--- Written instruction ---
Every record below should be printed exactly as it appears.

--- Exercise inputs ---
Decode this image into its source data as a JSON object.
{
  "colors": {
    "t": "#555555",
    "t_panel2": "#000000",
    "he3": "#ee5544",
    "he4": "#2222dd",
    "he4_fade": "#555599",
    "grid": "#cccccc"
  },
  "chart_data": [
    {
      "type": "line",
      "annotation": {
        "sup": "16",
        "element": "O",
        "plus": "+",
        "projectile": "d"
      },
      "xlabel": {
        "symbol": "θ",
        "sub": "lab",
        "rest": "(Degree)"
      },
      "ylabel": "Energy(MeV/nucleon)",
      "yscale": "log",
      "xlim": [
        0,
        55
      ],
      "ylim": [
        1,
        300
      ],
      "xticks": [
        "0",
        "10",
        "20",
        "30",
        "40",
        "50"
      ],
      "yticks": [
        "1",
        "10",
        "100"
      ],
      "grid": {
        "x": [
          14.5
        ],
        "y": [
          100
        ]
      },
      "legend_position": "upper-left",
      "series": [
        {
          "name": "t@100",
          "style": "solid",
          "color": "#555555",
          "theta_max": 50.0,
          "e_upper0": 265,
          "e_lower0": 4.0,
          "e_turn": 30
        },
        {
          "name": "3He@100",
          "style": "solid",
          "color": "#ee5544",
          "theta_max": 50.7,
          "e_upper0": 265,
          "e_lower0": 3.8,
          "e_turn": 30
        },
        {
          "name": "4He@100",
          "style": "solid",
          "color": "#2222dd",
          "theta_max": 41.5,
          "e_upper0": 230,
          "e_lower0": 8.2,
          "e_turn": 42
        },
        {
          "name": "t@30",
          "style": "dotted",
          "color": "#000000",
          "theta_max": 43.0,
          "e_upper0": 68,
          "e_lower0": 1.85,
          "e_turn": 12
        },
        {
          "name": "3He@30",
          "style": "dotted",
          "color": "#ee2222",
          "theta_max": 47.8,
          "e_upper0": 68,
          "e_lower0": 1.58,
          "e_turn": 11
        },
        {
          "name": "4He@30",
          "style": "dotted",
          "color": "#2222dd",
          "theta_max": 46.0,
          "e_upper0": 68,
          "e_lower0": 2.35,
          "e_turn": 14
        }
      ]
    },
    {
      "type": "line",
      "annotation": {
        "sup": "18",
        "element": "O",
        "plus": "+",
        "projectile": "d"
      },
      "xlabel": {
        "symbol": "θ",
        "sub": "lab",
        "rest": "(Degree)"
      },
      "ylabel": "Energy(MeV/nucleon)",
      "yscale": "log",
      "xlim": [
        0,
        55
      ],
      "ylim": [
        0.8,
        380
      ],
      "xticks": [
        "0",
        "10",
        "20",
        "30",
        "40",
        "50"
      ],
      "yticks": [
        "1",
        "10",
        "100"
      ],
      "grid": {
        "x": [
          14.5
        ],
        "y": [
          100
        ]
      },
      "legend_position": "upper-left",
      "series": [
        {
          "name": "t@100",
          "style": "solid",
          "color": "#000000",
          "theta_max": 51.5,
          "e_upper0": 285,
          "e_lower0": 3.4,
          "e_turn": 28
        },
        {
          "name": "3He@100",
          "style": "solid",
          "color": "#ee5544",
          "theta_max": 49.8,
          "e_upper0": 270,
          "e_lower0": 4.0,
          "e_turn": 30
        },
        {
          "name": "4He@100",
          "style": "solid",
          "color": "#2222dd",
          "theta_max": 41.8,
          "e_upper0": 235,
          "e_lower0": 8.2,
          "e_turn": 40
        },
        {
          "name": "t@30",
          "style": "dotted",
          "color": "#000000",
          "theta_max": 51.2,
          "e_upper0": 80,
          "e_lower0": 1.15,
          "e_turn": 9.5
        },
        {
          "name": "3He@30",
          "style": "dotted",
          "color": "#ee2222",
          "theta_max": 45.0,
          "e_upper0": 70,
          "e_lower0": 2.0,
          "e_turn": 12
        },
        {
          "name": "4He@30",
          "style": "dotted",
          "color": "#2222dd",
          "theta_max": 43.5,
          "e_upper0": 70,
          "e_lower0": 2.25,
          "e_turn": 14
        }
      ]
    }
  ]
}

--- Result ---
Decode this image into its source data as a JSON object.
{
  "colors": {
    "t": "#555555",
    "t_panel2": "#000000",
    "he3": "#ee5544",
    "he4": "#2222dd",
    "he4_fade": "#555599",
    "grid": "#cccccc"
  },
  "chart_data": [
    {
      "type": "line",
      "annotation": {
        "sup": "16",
        "element": "O",
        "plus": "+",
        "projectile": "d"
      },
      "xlabel": {
        "symbol": "θ",
        "sub": "lab",
        "rest": "(Degree)"
      },
      "ylabel": "Energy(MeV/nucleon)",
      "yscale": "log",
      "xlim": [
        0,
        55
      ],
      "ylim": [
        1,
        300
      ],
      "xticks": [
        "0",
        "10",
        "20",
        "30",
        "40",
        "50"
      ],
      "yticks": [
        "1",
        "10",
        "100"
      ],
      "grid": {
        "x": [
          14.5
        ],
        "y": [
          100
        ]
      },
      "legend_position": "upper-left",
      "series": [
        {
          "name": "t@100",
          "style": "solid",
          "color": "#555555",
          "theta_max": 50.0,
          "e_upper0": 265,
          "e_lower0": 4.0,
          "e_turn": 30
        },
        {
          "name": "3He@100",
          "style": "solid",
          "color": "#ee5544",
          "theta_max": 50.7,
          "e_upper0": 265,
          "e_lower0": 3.8,
          "e_turn": 30
        },
        {
          "name": "4He@100",
          "style": "solid",
          "color": "#2222dd",
          "theta_max": 41.5,
          "e_upper0": 230,
          "e_lower0": 8.2,
          "e_turn": 42
        },
        {
          "name": "t@30",
          "style": "dotted",
          "color": "#000000",
          "theta_max": 43.0,
          "e_upper0": 68,
          "e_lower0": 1.85,
          "e_turn": 12
        },
        {
          "name": "3He@30",
          "style": "dotted",
          "color": "#ee2222",
          "theta_max": 47.8,
          "e_upper0": 68,
          "e_lower0": 1.58,
          "e_turn": 11
        },
        {
          "name": "4He@30",
          "style": "dotted",
          "color": "#2222dd",
          "theta_max": 46.0,
          "e_upper0": 68,
          "e_lower0": 2.35,
          "e_turn": 14
        }
      ]
    },
    {
      "type": "line",
      "annotation": {
        "sup": "18",
        "element": "O",
        "plus": "+",
        "projectile": "d"
      },
      "xlabel": {
        "symbol": "θ",
        "sub": "lab",
        "rest": "(Degree)"
      },
      "ylabel": "Energy(MeV/nucleon)",
      "yscale": "log",
      "xlim": [
        0,
        55
      ],
      "ylim": [
        0.8,
        380
      ],
      "xticks": [
        "0",
        "10",
        "20",
        "30",
        "40",
        "50"
      ],
      "yticks": [
        "1",
        "10",
        "100"
      ],
      "grid": {
        "x": [
          14.5
        ],
        "y": [
          100
        ]
      },
      "legend_position": "upper-left",
      "series": [
        {
          "name": "t@100",
          "style": "solid",
          "color": "#000000",
          "theta_max": 51.5,
          "e_upper0": 285,
          "e_lower0": 3.4,
          "e_turn": 28
        },
        {
          "name": "3He@100",
          "style": "solid",
          "color": "#ee5544",
          "theta_max": 49.8,
          "e_upper0": 270,
          "e_lower0": 4.0,
          "e_turn": 30
        },
        {
          "name": "4He@100",
          "style": "solid",
          "color": "#2222dd",
          "theta_max": 41.8,
          "e_upper0": 235,
          "e_lower0": 8.2,
          "e_turn": 40
        },
        {
          "name": "t@30",
          "style": "dotted",
          "color": "#000000",
          "theta_max": 51.2,
          "e_upper0": 80,
          "e_lower0": 1.15,
          "e_turn": 9.5
        },
        {
          "name": "3He@30",
          "style": "dotted",
          "color": "#ee2222",
          "theta_max": 45.0,
          "e_upper0": 70,
          "e_lower0": 2.0,
          "e_turn": 12
        },
        {
          "name": "4He@30",
          "style": "dotted",
          "color": "#2222dd",
          "theta_max": 43.5,
          "e_upper0": 70,
          "e_lower0": 2.25,
          "e_turn": 14
        }
      ]
    }
  ]
}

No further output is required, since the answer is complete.